▶ What is expected: Review the material line by line. Identify and copy every line that contains the string "isInitializingBean".

--------------------

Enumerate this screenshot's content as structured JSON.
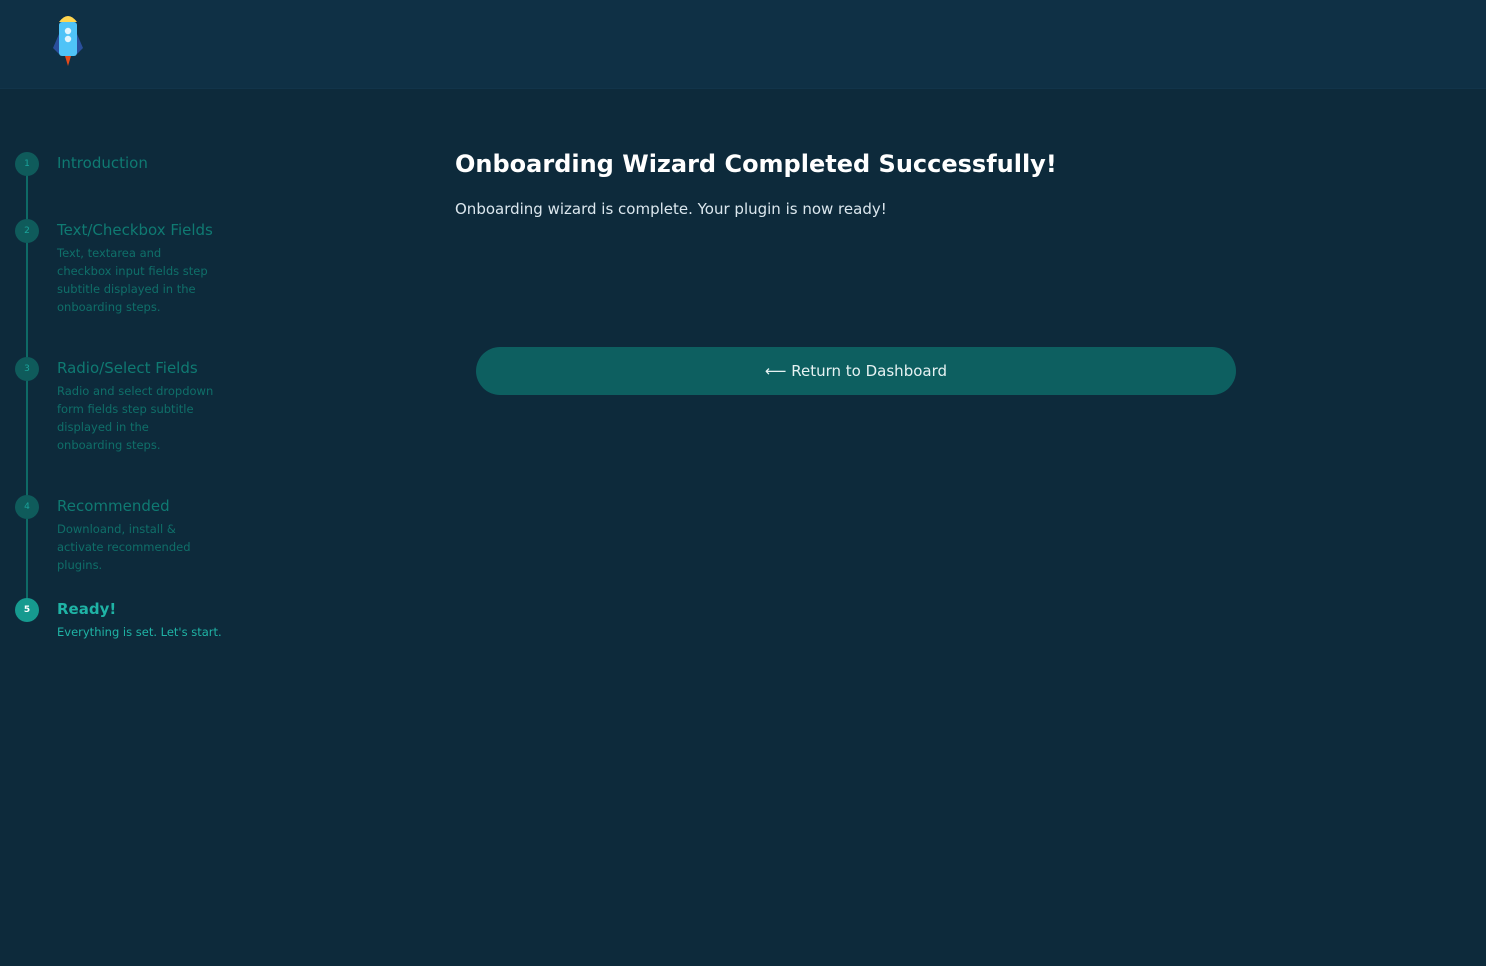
{
  "header": {
    "logo_icon": "rocket-icon"
  },
  "steps": [
    {
      "number": "1",
      "title": "Introduction",
      "subtitle": ""
    },
    {
      "number": "2",
      "title": "Text/Checkbox Fields",
      "subtitle": "Text, textarea and checkbox input fields step subtitle displayed in the onboarding steps."
    },
    {
      "number": "3",
      "title": "Radio/Select Fields",
      "subtitle": "Radio and select dropdown form fields step subtitle displayed in the onboarding steps."
    },
    {
      "number": "4",
      "title": "Recommended",
      "subtitle": "Downloand, install & activate recommended plugins."
    },
    {
      "number": "5",
      "title": "Ready!",
      "subtitle": "Everything is set. Let's start."
    }
  ],
  "content": {
    "title": "Onboarding Wizard Completed Successfully!",
    "text": "Onboarding wizard is complete. Your plugin is now ready!",
    "cta_label": "⟵ Return to Dashboard"
  }
}
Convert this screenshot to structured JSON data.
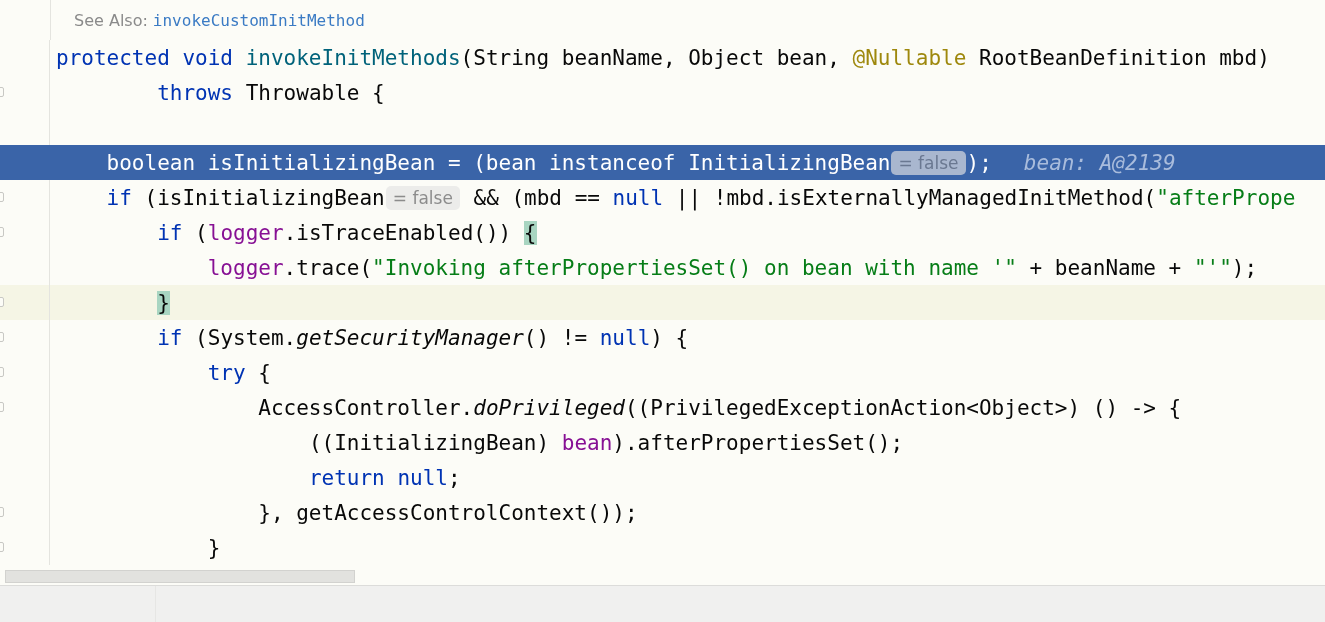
{
  "doc": {
    "label": "See Also:",
    "link": "invokeCustomInitMethod"
  },
  "lines": [
    {
      "selected": false,
      "caret_line": false,
      "fold_marker": false,
      "segments": [
        {
          "kind": "code",
          "tokens": [
            {
              "t": "protected void ",
              "kind": "kw"
            },
            {
              "t": "invokeInitMethods",
              "kind": "decl"
            },
            {
              "t": "(String beanName, Object bean, ",
              "kind": "plain"
            },
            {
              "t": "@Nullable",
              "kind": "ann"
            },
            {
              "t": " RootBeanDefinition mbd)",
              "kind": "plain"
            }
          ]
        }
      ]
    },
    {
      "selected": false,
      "caret_line": false,
      "fold_marker": true,
      "segments": [
        {
          "kind": "code",
          "tokens": [
            {
              "t": "        throws",
              "kind": "kw"
            },
            {
              "t": " Throwable {",
              "kind": "plain"
            }
          ]
        }
      ]
    },
    {
      "selected": false,
      "caret_line": false,
      "fold_marker": false
    },
    {
      "selected": true,
      "caret_line": false,
      "fold_marker": false,
      "segments": [
        {
          "kind": "code",
          "tokens": [
            {
              "t": "    boolean isInitializingBean = (bean instanceof InitializingBean",
              "kind": "plain"
            }
          ]
        },
        {
          "kind": "hint",
          "text": "= false"
        },
        {
          "kind": "code",
          "tokens": [
            {
              "t": ");",
              "kind": "plain"
            }
          ]
        },
        {
          "kind": "debug",
          "text": "bean: A@2139"
        }
      ]
    },
    {
      "selected": false,
      "caret_line": false,
      "fold_marker": true,
      "segments": [
        {
          "kind": "code",
          "tokens": [
            {
              "t": "    if",
              "kind": "kw"
            },
            {
              "t": " (isInitializingBean",
              "kind": "plain"
            }
          ]
        },
        {
          "kind": "hint",
          "text": "= false"
        },
        {
          "kind": "code",
          "tokens": [
            {
              "t": " && (mbd == ",
              "kind": "plain"
            },
            {
              "t": "null",
              "kind": "kw"
            },
            {
              "t": " || !mbd.isExternallyManagedInitMethod(",
              "kind": "plain"
            },
            {
              "t": "\"afterPrope",
              "kind": "str"
            }
          ]
        }
      ]
    },
    {
      "selected": false,
      "caret_line": false,
      "fold_marker": true,
      "segments": [
        {
          "kind": "code",
          "tokens": [
            {
              "t": "        if",
              "kind": "kw"
            },
            {
              "t": " (",
              "kind": "plain"
            },
            {
              "t": "logger",
              "kind": "field"
            },
            {
              "t": ".isTraceEnabled()) ",
              "kind": "plain"
            },
            {
              "t": "{",
              "kind": "brace"
            }
          ]
        }
      ]
    },
    {
      "selected": false,
      "caret_line": false,
      "fold_marker": false,
      "segments": [
        {
          "kind": "code",
          "tokens": [
            {
              "t": "            logger",
              "kind": "field"
            },
            {
              "t": ".trace(",
              "kind": "plain"
            },
            {
              "t": "\"Invoking afterPropertiesSet() on bean with name '\"",
              "kind": "str"
            },
            {
              "t": " + beanName + ",
              "kind": "plain"
            },
            {
              "t": "\"'\"",
              "kind": "str"
            },
            {
              "t": ");",
              "kind": "plain"
            }
          ]
        }
      ]
    },
    {
      "selected": false,
      "caret_line": true,
      "fold_marker": true,
      "segments": [
        {
          "kind": "code",
          "tokens": [
            {
              "t": "        }",
              "kind": "brace"
            }
          ]
        }
      ]
    },
    {
      "selected": false,
      "caret_line": false,
      "fold_marker": true,
      "segments": [
        {
          "kind": "code",
          "tokens": [
            {
              "t": "        if",
              "kind": "kw"
            },
            {
              "t": " (System.",
              "kind": "plain"
            },
            {
              "t": "getSecurityManager",
              "kind": "static"
            },
            {
              "t": "() != ",
              "kind": "plain"
            },
            {
              "t": "null",
              "kind": "kw"
            },
            {
              "t": ") {",
              "kind": "plain"
            }
          ]
        }
      ]
    },
    {
      "selected": false,
      "caret_line": false,
      "fold_marker": true,
      "segments": [
        {
          "kind": "code",
          "tokens": [
            {
              "t": "            try",
              "kind": "kw"
            },
            {
              "t": " {",
              "kind": "plain"
            }
          ]
        }
      ]
    },
    {
      "selected": false,
      "caret_line": false,
      "fold_marker": true,
      "segments": [
        {
          "kind": "code",
          "tokens": [
            {
              "t": "                AccessController.",
              "kind": "plain"
            },
            {
              "t": "doPrivileged",
              "kind": "static"
            },
            {
              "t": "((PrivilegedExceptionAction<Object>) () -> {",
              "kind": "plain"
            }
          ]
        }
      ]
    },
    {
      "selected": false,
      "caret_line": false,
      "fold_marker": false,
      "segments": [
        {
          "kind": "code",
          "tokens": [
            {
              "t": "                    ((InitializingBean) ",
              "kind": "plain"
            },
            {
              "t": "bean",
              "kind": "field"
            },
            {
              "t": ").afterPropertiesSet();",
              "kind": "plain"
            }
          ]
        }
      ]
    },
    {
      "selected": false,
      "caret_line": false,
      "fold_marker": false,
      "segments": [
        {
          "kind": "code",
          "tokens": [
            {
              "t": "                    return null",
              "kind": "kw"
            },
            {
              "t": ";",
              "kind": "plain"
            }
          ]
        }
      ]
    },
    {
      "selected": false,
      "caret_line": false,
      "fold_marker": true,
      "segments": [
        {
          "kind": "code",
          "tokens": [
            {
              "t": "                }, getAccessControlContext());",
              "kind": "plain"
            }
          ]
        }
      ]
    },
    {
      "selected": false,
      "caret_line": false,
      "fold_marker": true,
      "segments": [
        {
          "kind": "code",
          "tokens": [
            {
              "t": "            }",
              "kind": "plain"
            }
          ]
        }
      ]
    }
  ]
}
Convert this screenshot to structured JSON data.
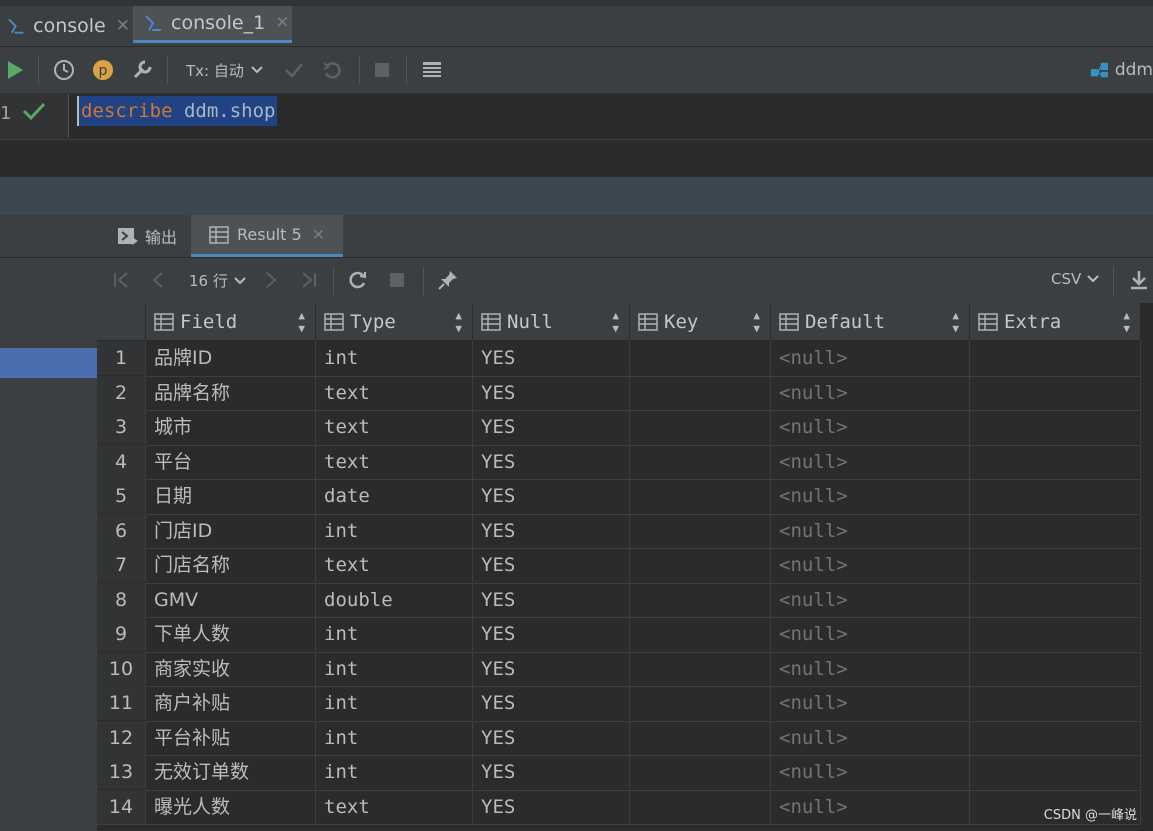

--------------------

▶ Solution to this task:
              "t": "    boolean isInitializingBean = (bean instanceof InitializingBean",
              "t": " (isInitializingBean",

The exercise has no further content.